- **EXERCISE OBJECTIVE**
All of the lines below are to be printed again exactly; images are excluded from the output.

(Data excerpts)
◇ ◇ ◇

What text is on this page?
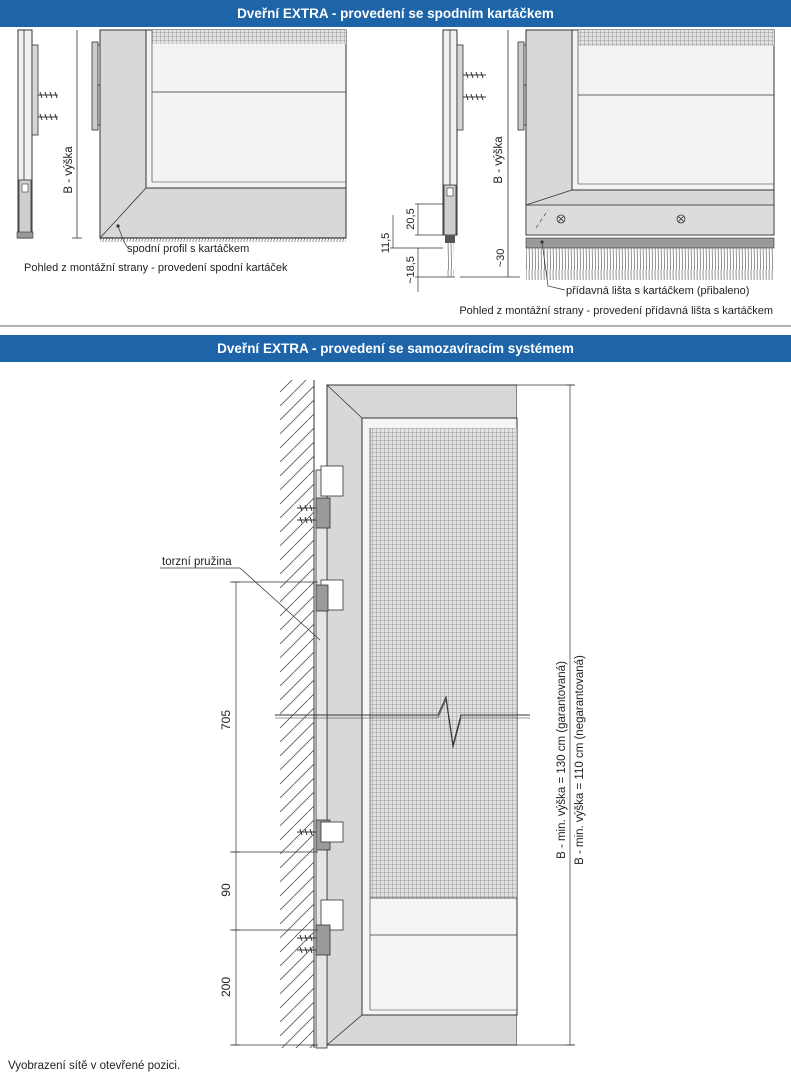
Dveřní EXTRA - provedení se spodním kartáčkem
Dveřní EXTRA - provedení se samozavíracím systémem
B - výška
spodní profil s kartáčkem
Pohled z montážní strany - provedení spodní kartáček
B - výška
20,5
11,5
~18,5	~30
přídavná lišta s kartáčkem (přibaleno)
Pohled z montážní strany - provedení přídavná lišta s kartáčkem
torzní pružina
705
90
200
B - min. výška = 130 cm (garantovaná) B - min. výška = 110 cm (negarantovaná)
Vyobrazení sítě v otevřené pozici.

◇ ◇ ◇

- **TASK RESPONSE**
What text is on this page?
Dveřní EXTRA - provedení se spodním kartáčkem
Dveřní EXTRA - provedení se samozavíracím systémem
B - výška
spodní profil s kartáčkem
Pohled z montážní strany - provedení spodní kartáček
B - výška
20,5
11,5
~18,5	~30
přídavná lišta s kartáčkem (přibaleno)
Pohled z montážní strany - provedení přídavná lišta s kartáčkem
torzní pružina
705
90
200
B - min. výška = 130 cm (garantovaná) B - min. výška = 110 cm (negarantovaná)
Vyobrazení sítě v otevřené pozici.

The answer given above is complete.